### INSTRUCTION
Write the material out again, line by line, exactly as it is.

Saved entries
■ ■ ■

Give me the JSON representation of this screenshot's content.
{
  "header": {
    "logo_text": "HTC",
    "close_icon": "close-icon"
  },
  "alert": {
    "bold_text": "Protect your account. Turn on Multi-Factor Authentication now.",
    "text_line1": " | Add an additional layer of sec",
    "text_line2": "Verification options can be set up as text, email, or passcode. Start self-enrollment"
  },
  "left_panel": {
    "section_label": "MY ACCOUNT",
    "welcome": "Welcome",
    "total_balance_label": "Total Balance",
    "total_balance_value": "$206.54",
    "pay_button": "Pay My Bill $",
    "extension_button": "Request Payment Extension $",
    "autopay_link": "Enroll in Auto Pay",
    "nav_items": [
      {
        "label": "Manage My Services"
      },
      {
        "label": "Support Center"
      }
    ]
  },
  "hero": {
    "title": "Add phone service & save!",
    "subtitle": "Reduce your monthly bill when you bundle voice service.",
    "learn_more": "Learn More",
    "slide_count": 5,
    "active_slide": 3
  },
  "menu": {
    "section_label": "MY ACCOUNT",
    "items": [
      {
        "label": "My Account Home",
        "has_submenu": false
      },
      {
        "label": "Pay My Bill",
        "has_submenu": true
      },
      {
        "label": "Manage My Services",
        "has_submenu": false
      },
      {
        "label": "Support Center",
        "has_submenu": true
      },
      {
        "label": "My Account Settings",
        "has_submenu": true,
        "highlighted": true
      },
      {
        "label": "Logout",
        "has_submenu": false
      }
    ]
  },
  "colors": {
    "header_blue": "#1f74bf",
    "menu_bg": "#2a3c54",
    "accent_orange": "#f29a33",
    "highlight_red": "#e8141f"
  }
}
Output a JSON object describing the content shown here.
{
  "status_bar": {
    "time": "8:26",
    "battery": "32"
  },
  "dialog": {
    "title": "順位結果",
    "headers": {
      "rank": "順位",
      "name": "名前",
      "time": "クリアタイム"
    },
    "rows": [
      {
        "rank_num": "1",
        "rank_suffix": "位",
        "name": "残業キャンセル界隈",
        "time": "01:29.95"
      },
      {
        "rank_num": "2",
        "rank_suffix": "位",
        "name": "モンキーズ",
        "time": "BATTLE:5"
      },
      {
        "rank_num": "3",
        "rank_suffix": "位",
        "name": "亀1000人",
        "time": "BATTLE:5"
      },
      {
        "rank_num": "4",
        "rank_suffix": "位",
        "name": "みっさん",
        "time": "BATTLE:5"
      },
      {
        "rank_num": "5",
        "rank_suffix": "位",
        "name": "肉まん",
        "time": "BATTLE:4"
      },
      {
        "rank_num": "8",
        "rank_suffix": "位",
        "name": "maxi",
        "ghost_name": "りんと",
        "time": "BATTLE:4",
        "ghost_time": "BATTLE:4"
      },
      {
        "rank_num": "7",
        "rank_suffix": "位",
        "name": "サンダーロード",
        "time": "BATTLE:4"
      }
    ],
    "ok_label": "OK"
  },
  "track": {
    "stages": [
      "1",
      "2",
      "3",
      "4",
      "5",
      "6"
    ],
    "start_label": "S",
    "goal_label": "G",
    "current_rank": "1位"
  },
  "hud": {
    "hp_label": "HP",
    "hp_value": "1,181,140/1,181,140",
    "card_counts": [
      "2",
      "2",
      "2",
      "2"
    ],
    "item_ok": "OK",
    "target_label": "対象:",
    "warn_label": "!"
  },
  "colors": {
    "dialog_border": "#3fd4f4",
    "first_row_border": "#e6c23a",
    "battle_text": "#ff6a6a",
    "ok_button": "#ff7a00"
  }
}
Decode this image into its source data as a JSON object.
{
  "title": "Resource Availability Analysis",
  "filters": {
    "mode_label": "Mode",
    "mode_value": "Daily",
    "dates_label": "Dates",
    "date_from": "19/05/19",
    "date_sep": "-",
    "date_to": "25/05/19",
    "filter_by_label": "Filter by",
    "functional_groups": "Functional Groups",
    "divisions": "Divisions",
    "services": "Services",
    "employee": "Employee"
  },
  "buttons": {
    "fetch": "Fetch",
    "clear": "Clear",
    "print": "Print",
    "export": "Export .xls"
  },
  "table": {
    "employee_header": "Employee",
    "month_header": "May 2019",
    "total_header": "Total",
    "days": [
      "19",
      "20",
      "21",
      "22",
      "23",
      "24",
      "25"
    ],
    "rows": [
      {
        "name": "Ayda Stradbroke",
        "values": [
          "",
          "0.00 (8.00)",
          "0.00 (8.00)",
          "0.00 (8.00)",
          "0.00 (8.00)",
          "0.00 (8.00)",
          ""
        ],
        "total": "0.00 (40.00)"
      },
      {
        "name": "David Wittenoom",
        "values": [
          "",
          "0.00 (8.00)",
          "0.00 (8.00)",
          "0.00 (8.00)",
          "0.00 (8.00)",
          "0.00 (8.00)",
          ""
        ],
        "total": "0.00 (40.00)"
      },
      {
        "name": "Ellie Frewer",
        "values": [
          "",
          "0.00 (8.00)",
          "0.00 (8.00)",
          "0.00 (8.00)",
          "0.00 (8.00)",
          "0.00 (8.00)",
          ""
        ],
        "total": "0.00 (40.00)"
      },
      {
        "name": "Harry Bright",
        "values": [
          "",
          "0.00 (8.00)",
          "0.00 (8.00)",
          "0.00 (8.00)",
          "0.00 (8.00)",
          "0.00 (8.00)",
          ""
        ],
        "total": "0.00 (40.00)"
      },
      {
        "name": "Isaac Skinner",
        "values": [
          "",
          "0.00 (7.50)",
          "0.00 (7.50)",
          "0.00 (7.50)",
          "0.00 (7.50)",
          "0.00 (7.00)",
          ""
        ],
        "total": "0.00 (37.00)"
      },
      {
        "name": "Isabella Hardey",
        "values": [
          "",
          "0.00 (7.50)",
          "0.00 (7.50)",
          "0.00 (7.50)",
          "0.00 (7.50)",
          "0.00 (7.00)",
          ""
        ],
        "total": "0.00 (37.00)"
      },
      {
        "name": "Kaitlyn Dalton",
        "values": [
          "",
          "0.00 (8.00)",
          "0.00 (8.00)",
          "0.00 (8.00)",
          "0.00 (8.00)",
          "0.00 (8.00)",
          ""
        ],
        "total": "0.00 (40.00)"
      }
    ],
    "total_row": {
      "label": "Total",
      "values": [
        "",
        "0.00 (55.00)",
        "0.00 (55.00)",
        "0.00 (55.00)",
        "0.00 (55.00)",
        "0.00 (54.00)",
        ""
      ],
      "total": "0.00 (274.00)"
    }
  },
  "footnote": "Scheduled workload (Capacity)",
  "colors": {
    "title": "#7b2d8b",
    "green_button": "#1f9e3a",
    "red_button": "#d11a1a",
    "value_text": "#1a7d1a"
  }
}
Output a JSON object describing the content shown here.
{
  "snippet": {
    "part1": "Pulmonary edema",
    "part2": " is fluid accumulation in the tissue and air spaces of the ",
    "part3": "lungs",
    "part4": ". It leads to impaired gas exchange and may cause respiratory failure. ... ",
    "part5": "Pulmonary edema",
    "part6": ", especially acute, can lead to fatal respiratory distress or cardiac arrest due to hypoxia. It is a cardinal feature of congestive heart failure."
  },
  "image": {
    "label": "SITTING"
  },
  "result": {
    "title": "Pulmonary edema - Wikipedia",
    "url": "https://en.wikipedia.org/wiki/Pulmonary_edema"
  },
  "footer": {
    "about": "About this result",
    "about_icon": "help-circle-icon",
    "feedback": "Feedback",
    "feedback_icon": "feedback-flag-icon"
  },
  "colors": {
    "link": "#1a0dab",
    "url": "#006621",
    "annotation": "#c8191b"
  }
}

■ ■ ■

### THE OUTPUT
Give me the JSON representation of this screenshot's content.
{
  "header": {
    "logo_text": "HTC",
    "close_icon": "close-icon"
  },
  "alert": {
    "bold_text": "Protect your account. Turn on Multi-Factor Authentication now.",
    "text_line1": " | Add an additional layer of sec",
    "text_line2": "Verification options can be set up as text, email, or passcode. Start self-enrollment"
  },
  "left_panel": {
    "section_label": "MY ACCOUNT",
    "welcome": "Welcome",
    "total_balance_label": "Total Balance",
    "total_balance_value": "$206.54",
    "pay_button": "Pay My Bill $",
    "extension_button": "Request Payment Extension $",
    "autopay_link": "Enroll in Auto Pay",
    "nav_items": [
      {
        "label": "Manage My Services"
      },
      {
        "label": "Support Center"
      }
    ]
  },
  "hero": {
    "title": "Add phone service & save!",
    "subtitle": "Reduce your monthly bill when you bundle voice service.",
    "learn_more": "Learn More",
    "slide_count": 5,
    "active_slide": 3
  },
  "menu": {
    "section_label": "MY ACCOUNT",
    "items": [
      {
        "label": "My Account Home",
        "has_submenu": false
      },
      {
        "label": "Pay My Bill",
        "has_submenu": true
      },
      {
        "label": "Manage My Services",
        "has_submenu": false
      },
      {
        "label": "Support Center",
        "has_submenu": true
      },
      {
        "label": "My Account Settings",
        "has_submenu": true,
        "highlighted": true
      },
      {
        "label": "Logout",
        "has_submenu": false
      }
    ]
  },
  "colors": {
    "header_blue": "#1f74bf",
    "menu_bg": "#2a3c54",
    "accent_orange": "#f29a33",
    "highlight_red": "#e8141f"
  }
}
Output a JSON object describing the content shown here.
{
  "status_bar": {
    "time": "8:26",
    "battery": "32"
  },
  "dialog": {
    "title": "順位結果",
    "headers": {
      "rank": "順位",
      "name": "名前",
      "time": "クリアタイム"
    },
    "rows": [
      {
        "rank_num": "1",
        "rank_suffix": "位",
        "name": "残業キャンセル界隈",
        "time": "01:29.95"
      },
      {
        "rank_num": "2",
        "rank_suffix": "位",
        "name": "モンキーズ",
        "time": "BATTLE:5"
      },
      {
        "rank_num": "3",
        "rank_suffix": "位",
        "name": "亀1000人",
        "time": "BATTLE:5"
      },
      {
        "rank_num": "4",
        "rank_suffix": "位",
        "name": "みっさん",
        "time": "BATTLE:5"
      },
      {
        "rank_num": "5",
        "rank_suffix": "位",
        "name": "肉まん",
        "time": "BATTLE:4"
      },
      {
        "rank_num": "8",
        "rank_suffix": "位",
        "name": "maxi",
        "ghost_name": "りんと",
        "time": "BATTLE:4",
        "ghost_time": "BATTLE:4"
      },
      {
        "rank_num": "7",
        "rank_suffix": "位",
        "name": "サンダーロード",
        "time": "BATTLE:4"
      }
    ],
    "ok_label": "OK"
  },
  "track": {
    "stages": [
      "1",
      "2",
      "3",
      "4",
      "5",
      "6"
    ],
    "start_label": "S",
    "goal_label": "G",
    "current_rank": "1位"
  },
  "hud": {
    "hp_label": "HP",
    "hp_value": "1,181,140/1,181,140",
    "card_counts": [
      "2",
      "2",
      "2",
      "2"
    ],
    "item_ok": "OK",
    "target_label": "対象:",
    "warn_label": "!"
  },
  "colors": {
    "dialog_border": "#3fd4f4",
    "first_row_border": "#e6c23a",
    "battle_text": "#ff6a6a",
    "ok_button": "#ff7a00"
  }
}
Decode this image into its source data as a JSON object.
{
  "title": "Resource Availability Analysis",
  "filters": {
    "mode_label": "Mode",
    "mode_value": "Daily",
    "dates_label": "Dates",
    "date_from": "19/05/19",
    "date_sep": "-",
    "date_to": "25/05/19",
    "filter_by_label": "Filter by",
    "functional_groups": "Functional Groups",
    "divisions": "Divisions",
    "services": "Services",
    "employee": "Employee"
  },
  "buttons": {
    "fetch": "Fetch",
    "clear": "Clear",
    "print": "Print",
    "export": "Export .xls"
  },
  "table": {
    "employee_header": "Employee",
    "month_header": "May 2019",
    "total_header": "Total",
    "days": [
      "19",
      "20",
      "21",
      "22",
      "23",
      "24",
      "25"
    ],
    "rows": [
      {
        "name": "Ayda Stradbroke",
        "values": [
          "",
          "0.00 (8.00)",
          "0.00 (8.00)",
          "0.00 (8.00)",
          "0.00 (8.00)",
          "0.00 (8.00)",
          ""
        ],
        "total": "0.00 (40.00)"
      },
      {
        "name": "David Wittenoom",
        "values": [
          "",
          "0.00 (8.00)",
          "0.00 (8.00)",
          "0.00 (8.00)",
          "0.00 (8.00)",
          "0.00 (8.00)",
          ""
        ],
        "total": "0.00 (40.00)"
      },
      {
        "name": "Ellie Frewer",
        "values": [
          "",
          "0.00 (8.00)",
          "0.00 (8.00)",
          "0.00 (8.00)",
          "0.00 (8.00)",
          "0.00 (8.00)",
          ""
        ],
        "total": "0.00 (40.00)"
      },
      {
        "name": "Harry Bright",
        "values": [
          "",
          "0.00 (8.00)",
          "0.00 (8.00)",
          "0.00 (8.00)",
          "0.00 (8.00)",
          "0.00 (8.00)",
          ""
        ],
        "total": "0.00 (40.00)"
      },
      {
        "name": "Isaac Skinner",
        "values": [
          "",
          "0.00 (7.50)",
          "0.00 (7.50)",
          "0.00 (7.50)",
          "0.00 (7.50)",
          "0.00 (7.00)",
          ""
        ],
        "total": "0.00 (37.00)"
      },
      {
        "name": "Isabella Hardey",
        "values": [
          "",
          "0.00 (7.50)",
          "0.00 (7.50)",
          "0.00 (7.50)",
          "0.00 (7.50)",
          "0.00 (7.00)",
          ""
        ],
        "total": "0.00 (37.00)"
      },
      {
        "name": "Kaitlyn Dalton",
        "values": [
          "",
          "0.00 (8.00)",
          "0.00 (8.00)",
          "0.00 (8.00)",
          "0.00 (8.00)",
          "0.00 (8.00)",
          ""
        ],
        "total": "0.00 (40.00)"
      }
    ],
    "total_row": {
      "label": "Total",
      "values": [
        "",
        "0.00 (55.00)",
        "0.00 (55.00)",
        "0.00 (55.00)",
        "0.00 (55.00)",
        "0.00 (54.00)",
        ""
      ],
      "total": "0.00 (274.00)"
    }
  },
  "footnote": "Scheduled workload (Capacity)",
  "colors": {
    "title": "#7b2d8b",
    "green_button": "#1f9e3a",
    "red_button": "#d11a1a",
    "value_text": "#1a7d1a"
  }
}
Output a JSON object describing the content shown here.
{
  "snippet": {
    "part1": "Pulmonary edema",
    "part2": " is fluid accumulation in the tissue and air spaces of the ",
    "part3": "lungs",
    "part4": ". It leads to impaired gas exchange and may cause respiratory failure. ... ",
    "part5": "Pulmonary edema",
    "part6": ", especially acute, can lead to fatal respiratory distress or cardiac arrest due to hypoxia. It is a cardinal feature of congestive heart failure."
  },
  "image": {
    "label": "SITTING"
  },
  "result": {
    "title": "Pulmonary edema - Wikipedia",
    "url": "https://en.wikipedia.org/wiki/Pulmonary_edema"
  },
  "footer": {
    "about": "About this result",
    "about_icon": "help-circle-icon",
    "feedback": "Feedback",
    "feedback_icon": "feedback-flag-icon"
  },
  "colors": {
    "link": "#1a0dab",
    "url": "#006621",
    "annotation": "#c8191b"
  }
}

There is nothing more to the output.